> [Stated goal] From the records below, extract all the text exactly and leave the images behind.

> [Information shown]

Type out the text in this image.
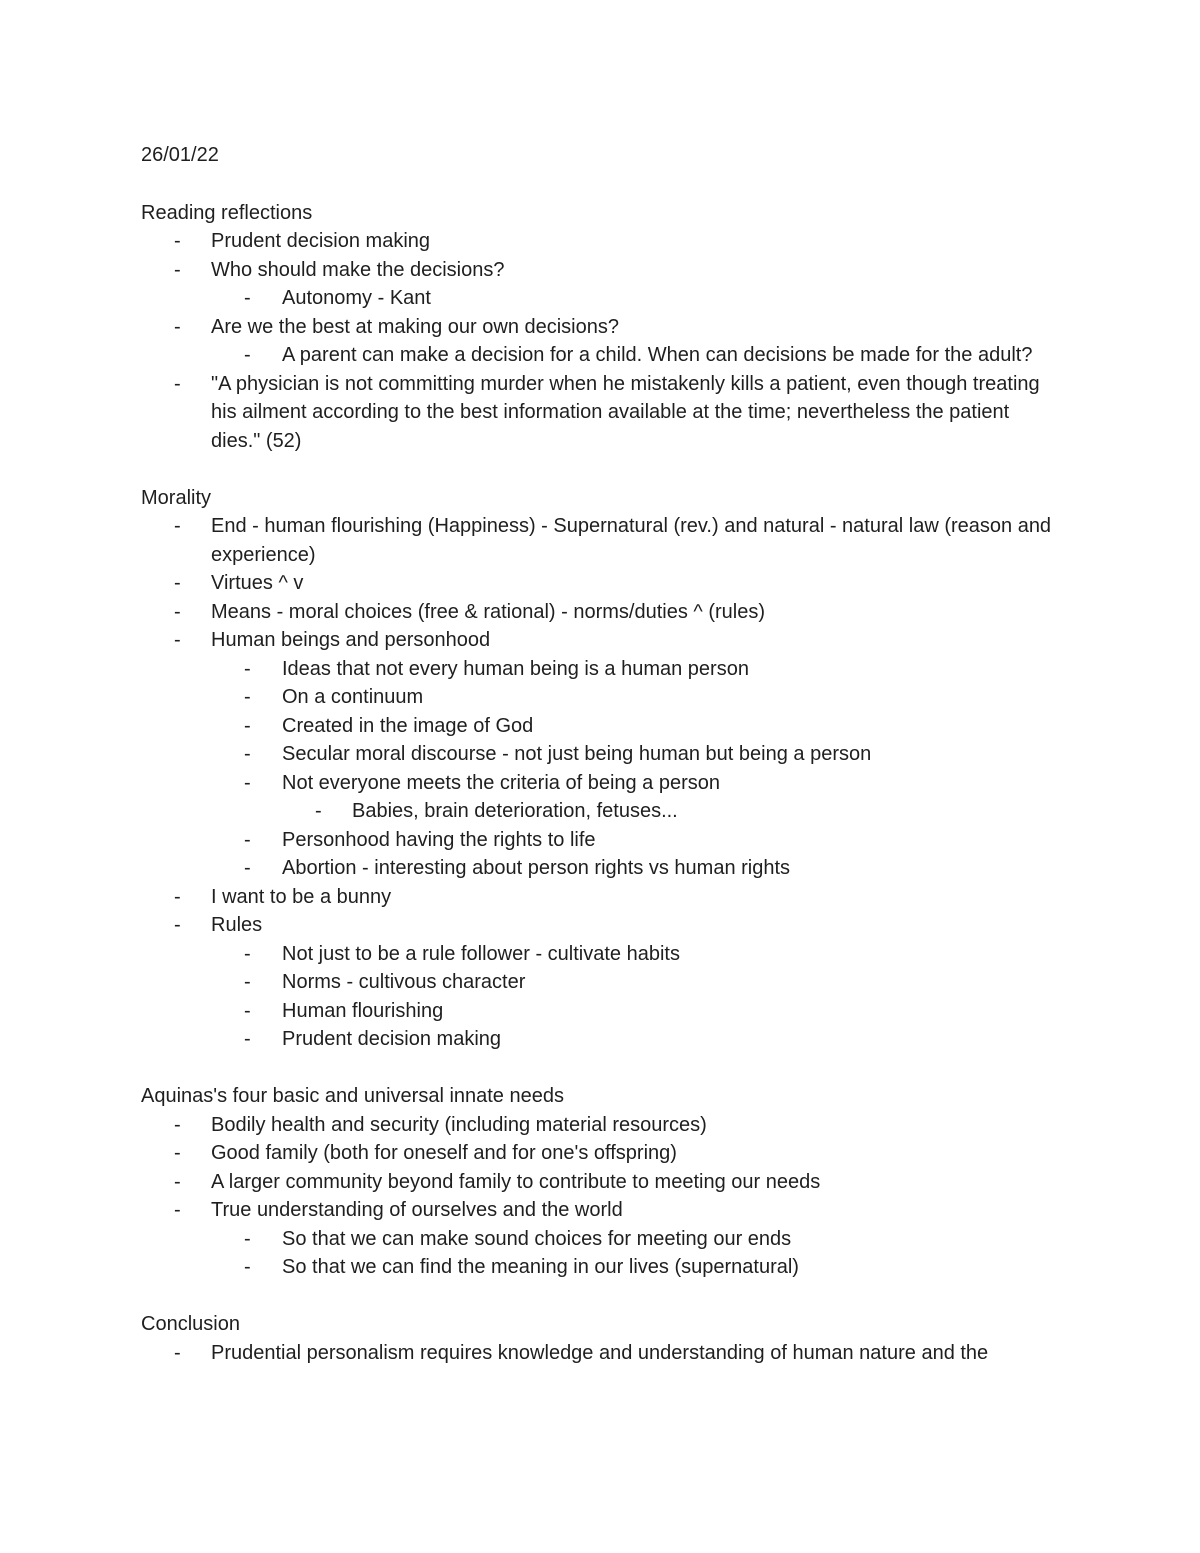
26/01/22
Reading reflections
- Prudent decision making
- Who should make the decisions?
- Autonomy - Kant
- Are we the best at making our own decisions?
- A parent can make a decision for a child. When can decisions be made for the adult?
- "A physician is not committing murder when he mistakenly kills a patient, even though treating his ailment according to the best information available at the time; nevertheless the patient dies." (52)
Morality
- End - human flourishing (Happiness) - Supernatural (rev.) and natural - natural law (reason and experience)
- Virtues ^ v
- Means - moral choices (free & rational) - norms/duties ^ (rules)
- Human beings and personhood
- Ideas that not every human being is a human person
- On a continuum
- Created in the image of God
- Secular moral discourse - not just being human but being a person
- Not everyone meets the criteria of being a person
- Babies, brain deterioration, fetuses...
- Personhood having the rights to life
- Abortion - interesting about person rights vs human rights
- I want to be a bunny
- Rules
- Not just to be a rule follower - cultivate habits
- Norms - cultivous character
- Human flourishing
- Prudent decision making
Aquinas's four basic and universal innate needs
- Bodily health and security (including material resources)
- Good family (both for oneself and for one's offspring)
- A larger community beyond family to contribute to meeting our needs
- True understanding of ourselves and the world
- So that we can make sound choices for meeting our ends
- So that we can find the meaning in our lives (supernatural)
Conclusion
- Prudential personalism requires knowledge and understanding of human nature and the
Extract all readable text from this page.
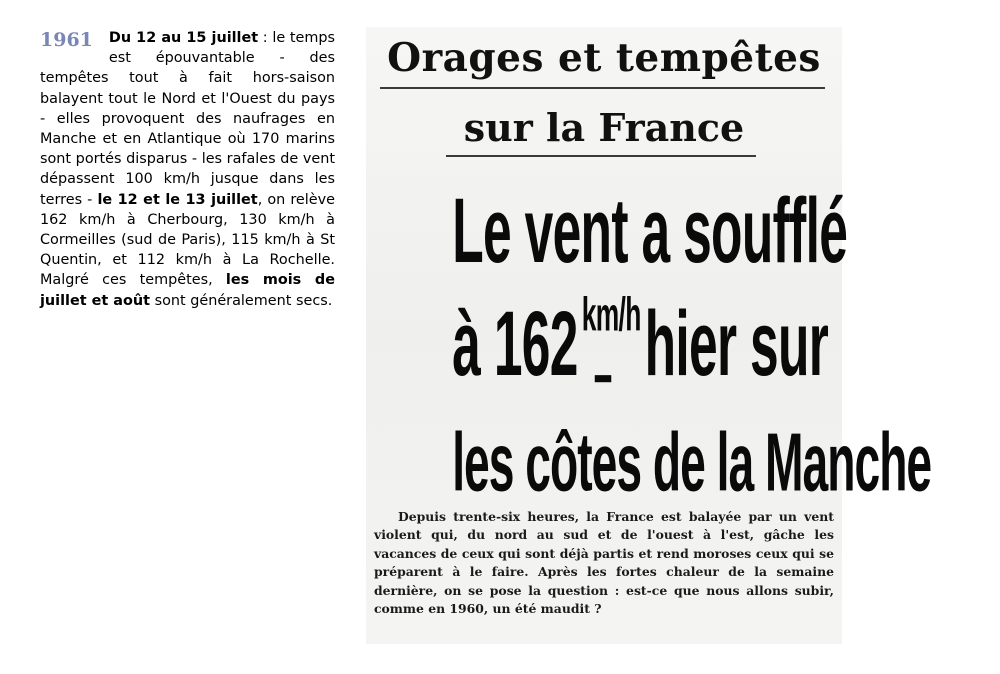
1961 Du 12 au 15 juillet : le temps est épouvantable - des tempêtes tout à fait hors-saison balayent tout le Nord et l'Ouest du pays - elles provoquent des naufrages en Manche et en Atlantique où 170 marins sont portés disparus - les rafales de vent dépassent 100 km/h jusque dans les terres - le 12 et le 13 juillet, on relève 162 km/h à Cherbourg, 130 km/h à Cormeilles (sud de Paris), 115 km/h à St Quentin, et 112 km/h à La Rochelle. Malgré ces tempêtes, les mois de juillet et août sont généralement secs.
Orages et tempêtes
sur la France
Le vent a soufflé
à 162km/hhier sur
les côtes de la Manche
Depuis trente-six heures, la France est balayée par un vent violent qui, du nord au sud et de l'ouest à l'est, gâche les vacances de ceux qui sont déjà partis et rend moroses ceux qui se préparent à le faire. Après les fortes chaleur de la semaine dernière, on se pose la question : est-ce que nous allons subir, comme en 1960, un été maudit ?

> [Written response]
Type out the text in this image.
26/01/22
Reading reflections
- Prudent decision making
- Who should make the decisions?
- Autonomy - Kant
- Are we the best at making our own decisions?
- A parent can make a decision for a child. When can decisions be made for the adult?
- "A physician is not committing murder when he mistakenly kills a patient, even though treating his ailment according to the best information available at the time; nevertheless the patient dies." (52)
Morality
- End - human flourishing (Happiness) - Supernatural (rev.) and natural - natural law (reason and experience)
- Virtues ^ v
- Means - moral choices (free & rational) - norms/duties ^ (rules)
- Human beings and personhood
- Ideas that not every human being is a human person
- On a continuum
- Created in the image of God
- Secular moral discourse - not just being human but being a person
- Not everyone meets the criteria of being a person
- Babies, brain deterioration, fetuses...
- Personhood having the rights to life
- Abortion - interesting about person rights vs human rights
- I want to be a bunny
- Rules
- Not just to be a rule follower - cultivate habits
- Norms - cultivous character
- Human flourishing
- Prudent decision making
Aquinas's four basic and universal innate needs
- Bodily health and security (including material resources)
- Good family (both for oneself and for one's offspring)
- A larger community beyond family to contribute to meeting our needs
- True understanding of ourselves and the world
- So that we can make sound choices for meeting our ends
- So that we can find the meaning in our lives (supernatural)
Conclusion
- Prudential personalism requires knowledge and understanding of human nature and the
Extract all readable text from this page.
1961 Du 12 au 15 juillet : le temps est épouvantable - des tempêtes tout à fait hors-saison balayent tout le Nord et l'Ouest du pays - elles provoquent des naufrages en Manche et en Atlantique où 170 marins sont portés disparus - les rafales de vent dépassent 100 km/h jusque dans les terres - le 12 et le 13 juillet, on relève 162 km/h à Cherbourg, 130 km/h à Cormeilles (sud de Paris), 115 km/h à St Quentin, et 112 km/h à La Rochelle. Malgré ces tempêtes, les mois de juillet et août sont généralement secs.
Orages et tempêtes
sur la France
Le vent a soufflé
à 162km/hhier sur
les côtes de la Manche
Depuis trente-six heures, la France est balayée par un vent violent qui, du nord au sud et de l'ouest à l'est, gâche les vacances de ceux qui sont déjà partis et rend moroses ceux qui se préparent à le faire. Après les fortes chaleur de la semaine dernière, on se pose la question : est-ce que nous allons subir, comme en 1960, un été maudit ?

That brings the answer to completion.